[What this task involves]:
In the records below, find each line containing the word "Lock" and copy it.

[The data]:
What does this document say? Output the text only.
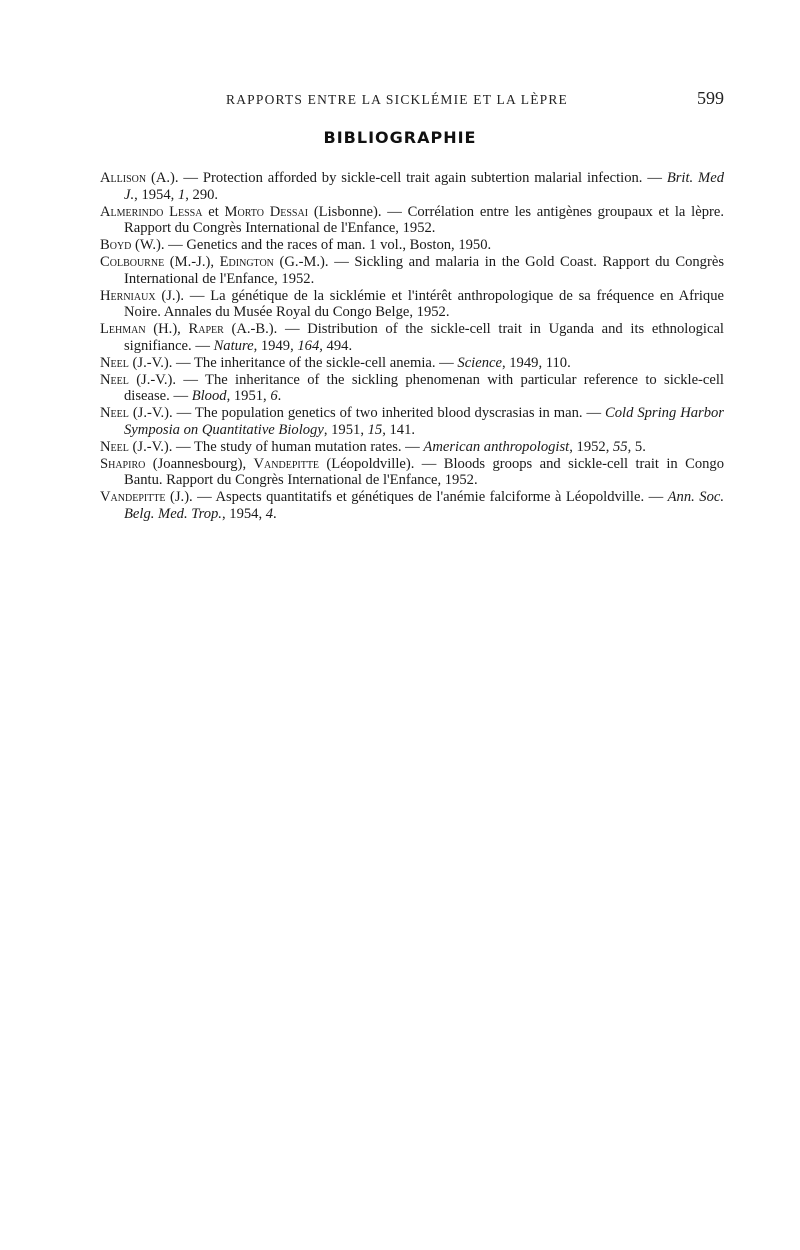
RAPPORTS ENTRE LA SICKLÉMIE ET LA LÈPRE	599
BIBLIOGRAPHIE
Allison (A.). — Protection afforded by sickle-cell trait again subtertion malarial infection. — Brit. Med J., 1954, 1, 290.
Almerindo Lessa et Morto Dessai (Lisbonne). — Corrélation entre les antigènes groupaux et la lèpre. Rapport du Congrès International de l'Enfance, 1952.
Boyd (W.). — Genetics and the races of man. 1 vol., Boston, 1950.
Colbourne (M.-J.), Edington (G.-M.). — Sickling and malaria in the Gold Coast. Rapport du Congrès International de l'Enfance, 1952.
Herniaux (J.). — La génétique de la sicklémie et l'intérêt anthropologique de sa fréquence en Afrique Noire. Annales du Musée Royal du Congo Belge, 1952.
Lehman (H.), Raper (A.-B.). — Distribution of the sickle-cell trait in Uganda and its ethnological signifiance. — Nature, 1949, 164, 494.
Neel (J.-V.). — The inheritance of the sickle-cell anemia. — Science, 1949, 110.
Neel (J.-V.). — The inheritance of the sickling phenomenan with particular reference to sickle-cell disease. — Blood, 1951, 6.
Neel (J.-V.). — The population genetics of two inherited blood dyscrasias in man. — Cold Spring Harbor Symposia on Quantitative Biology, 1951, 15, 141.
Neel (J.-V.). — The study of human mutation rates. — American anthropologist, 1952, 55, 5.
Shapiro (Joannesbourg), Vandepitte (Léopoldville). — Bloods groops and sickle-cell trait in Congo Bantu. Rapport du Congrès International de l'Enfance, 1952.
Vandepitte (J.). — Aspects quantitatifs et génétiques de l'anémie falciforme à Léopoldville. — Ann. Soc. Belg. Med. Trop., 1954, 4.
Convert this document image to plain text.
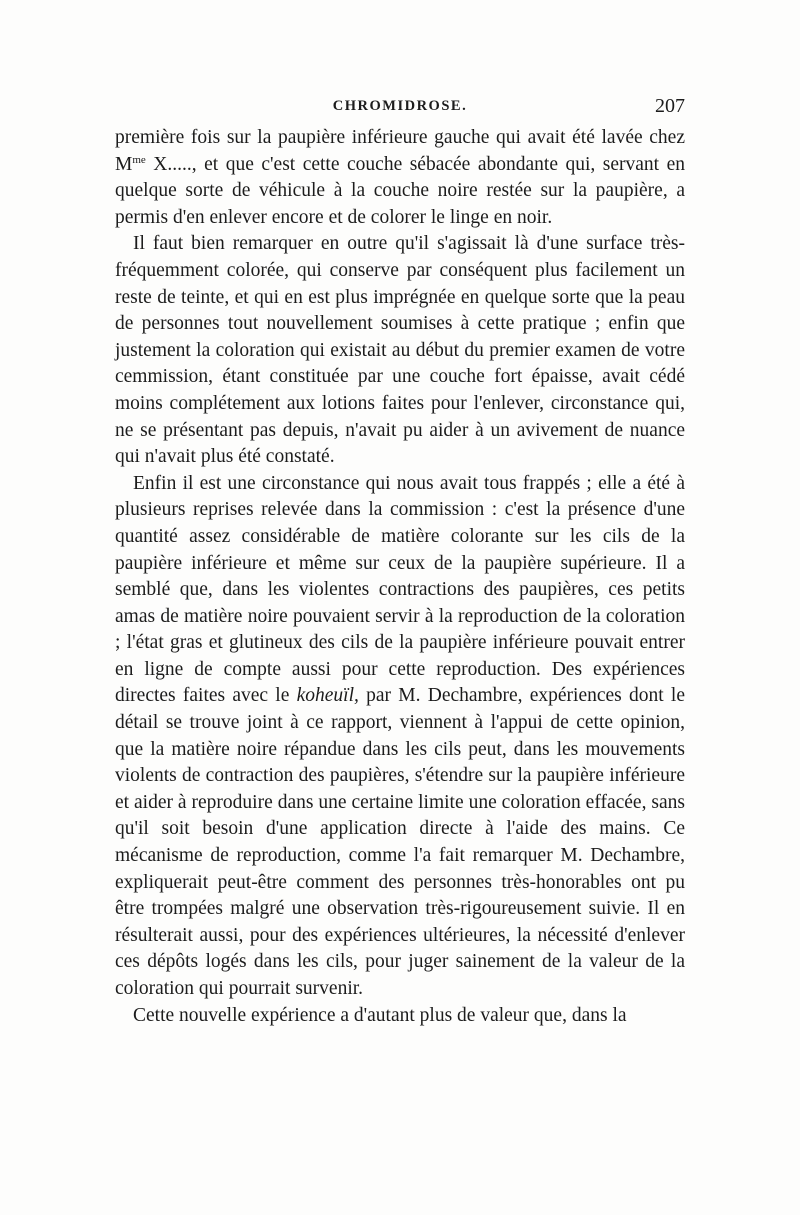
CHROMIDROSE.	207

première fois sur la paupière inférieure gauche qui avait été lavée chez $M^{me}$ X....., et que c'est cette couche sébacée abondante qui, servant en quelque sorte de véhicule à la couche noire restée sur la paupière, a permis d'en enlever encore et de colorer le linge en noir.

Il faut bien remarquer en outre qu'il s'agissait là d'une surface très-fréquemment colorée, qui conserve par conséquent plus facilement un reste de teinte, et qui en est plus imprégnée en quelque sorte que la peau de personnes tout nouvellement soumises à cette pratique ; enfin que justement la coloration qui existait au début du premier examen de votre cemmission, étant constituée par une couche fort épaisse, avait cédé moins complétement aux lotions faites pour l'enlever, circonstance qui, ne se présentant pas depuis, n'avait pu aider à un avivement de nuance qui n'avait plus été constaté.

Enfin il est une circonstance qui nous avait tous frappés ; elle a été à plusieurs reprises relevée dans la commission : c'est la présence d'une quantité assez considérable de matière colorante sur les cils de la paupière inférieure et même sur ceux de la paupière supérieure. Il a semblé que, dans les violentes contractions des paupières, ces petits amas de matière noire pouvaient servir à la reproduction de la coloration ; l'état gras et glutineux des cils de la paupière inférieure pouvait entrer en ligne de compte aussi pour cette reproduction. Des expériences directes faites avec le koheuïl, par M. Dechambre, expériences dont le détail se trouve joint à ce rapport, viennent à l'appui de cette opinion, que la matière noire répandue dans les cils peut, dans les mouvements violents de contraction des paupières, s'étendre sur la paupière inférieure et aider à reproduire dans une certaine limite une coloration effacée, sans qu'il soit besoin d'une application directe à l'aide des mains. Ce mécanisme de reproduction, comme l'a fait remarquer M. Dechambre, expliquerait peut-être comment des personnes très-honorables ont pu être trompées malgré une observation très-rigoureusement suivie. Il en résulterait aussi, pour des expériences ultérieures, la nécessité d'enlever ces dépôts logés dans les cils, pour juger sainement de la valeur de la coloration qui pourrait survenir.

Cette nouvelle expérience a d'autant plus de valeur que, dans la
--
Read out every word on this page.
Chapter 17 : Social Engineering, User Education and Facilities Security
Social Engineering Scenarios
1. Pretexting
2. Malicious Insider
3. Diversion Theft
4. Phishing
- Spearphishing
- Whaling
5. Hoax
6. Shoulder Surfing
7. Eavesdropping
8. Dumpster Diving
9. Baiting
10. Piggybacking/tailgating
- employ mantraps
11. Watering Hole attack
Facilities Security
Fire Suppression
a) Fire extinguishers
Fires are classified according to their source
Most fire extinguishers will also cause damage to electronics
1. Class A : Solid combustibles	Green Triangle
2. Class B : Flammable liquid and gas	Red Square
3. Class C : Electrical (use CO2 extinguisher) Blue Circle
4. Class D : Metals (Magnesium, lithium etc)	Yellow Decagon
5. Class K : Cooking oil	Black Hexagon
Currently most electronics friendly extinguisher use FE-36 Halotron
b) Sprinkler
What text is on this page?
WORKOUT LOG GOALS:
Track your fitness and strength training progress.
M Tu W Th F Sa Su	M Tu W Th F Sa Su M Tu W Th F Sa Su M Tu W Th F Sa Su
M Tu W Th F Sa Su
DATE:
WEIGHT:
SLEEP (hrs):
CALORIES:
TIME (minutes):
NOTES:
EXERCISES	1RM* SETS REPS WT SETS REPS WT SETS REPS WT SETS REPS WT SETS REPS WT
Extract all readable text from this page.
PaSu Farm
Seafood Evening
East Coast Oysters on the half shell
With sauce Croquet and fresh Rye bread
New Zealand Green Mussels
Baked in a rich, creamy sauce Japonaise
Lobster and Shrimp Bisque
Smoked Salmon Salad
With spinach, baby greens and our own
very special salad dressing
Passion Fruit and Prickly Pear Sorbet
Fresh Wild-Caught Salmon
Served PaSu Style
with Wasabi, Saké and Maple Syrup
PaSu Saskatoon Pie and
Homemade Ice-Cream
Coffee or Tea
* * *
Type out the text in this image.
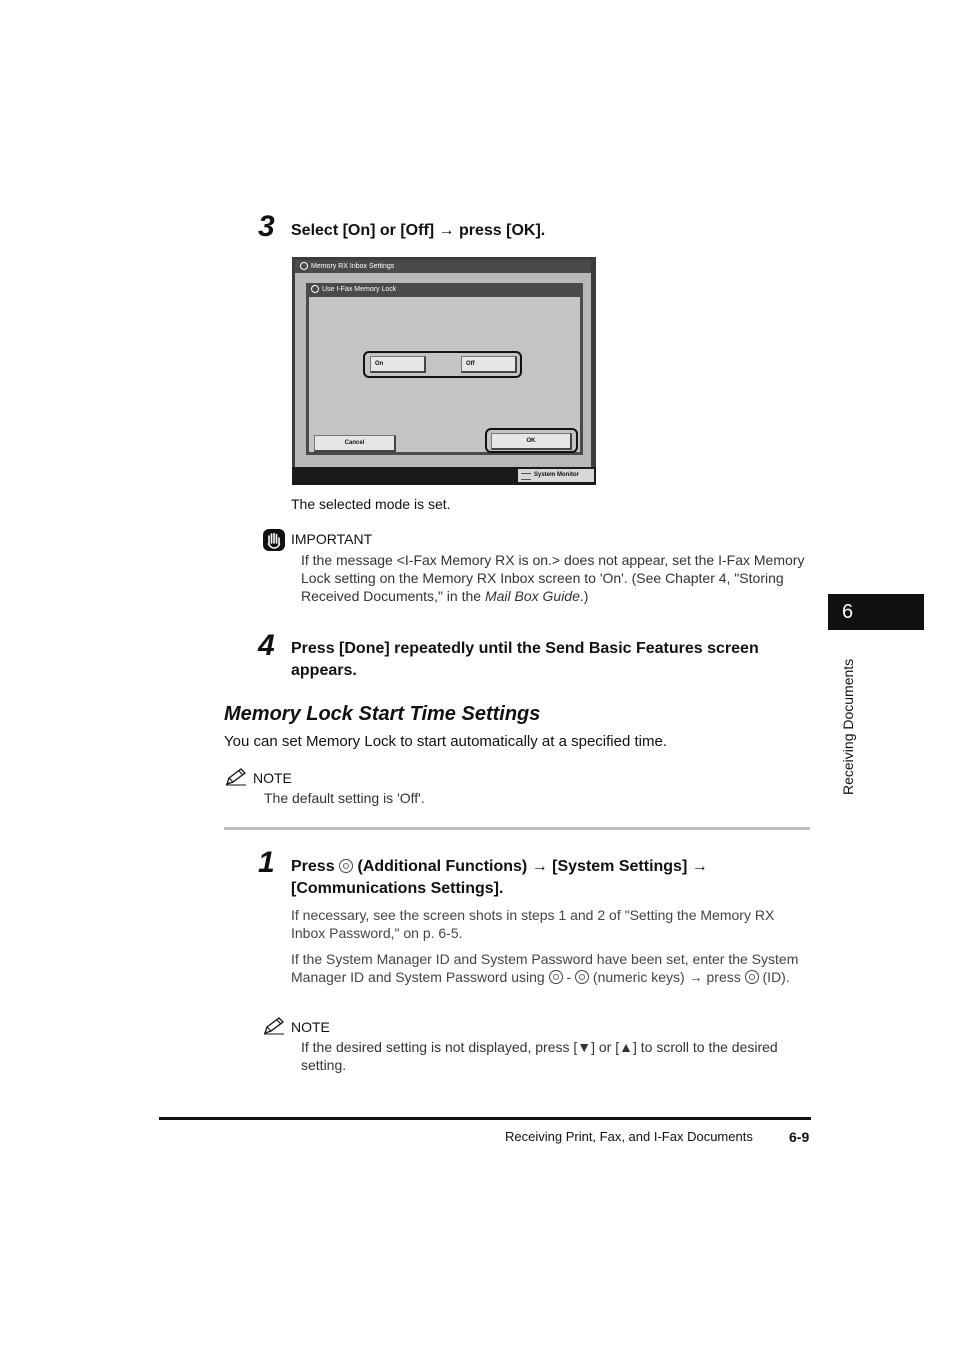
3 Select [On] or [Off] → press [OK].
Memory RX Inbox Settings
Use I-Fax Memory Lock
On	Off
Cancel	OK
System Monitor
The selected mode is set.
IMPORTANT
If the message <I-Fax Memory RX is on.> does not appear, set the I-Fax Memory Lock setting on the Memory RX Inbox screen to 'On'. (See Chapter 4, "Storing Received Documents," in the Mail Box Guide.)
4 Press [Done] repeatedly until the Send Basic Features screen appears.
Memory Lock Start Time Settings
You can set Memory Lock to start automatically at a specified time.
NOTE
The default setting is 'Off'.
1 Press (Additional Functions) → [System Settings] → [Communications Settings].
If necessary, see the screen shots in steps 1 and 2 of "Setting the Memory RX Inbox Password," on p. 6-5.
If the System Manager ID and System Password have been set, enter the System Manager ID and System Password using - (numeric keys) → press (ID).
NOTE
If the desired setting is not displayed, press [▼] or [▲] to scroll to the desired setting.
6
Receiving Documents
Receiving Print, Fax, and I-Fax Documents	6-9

[Solved problem]:
Use I-Fax Memory Lock
If the message <I-Fax Memory RX is on.> does not appear, set the I-Fax Memory Lock setting on the Memory RX Inbox screen to 'On'. (See Chapter 4, "Storing Received Documents," in the Mail Box Guide.)
Memory Lock Start Time Settings
You can set Memory Lock to start automatically at a specified time.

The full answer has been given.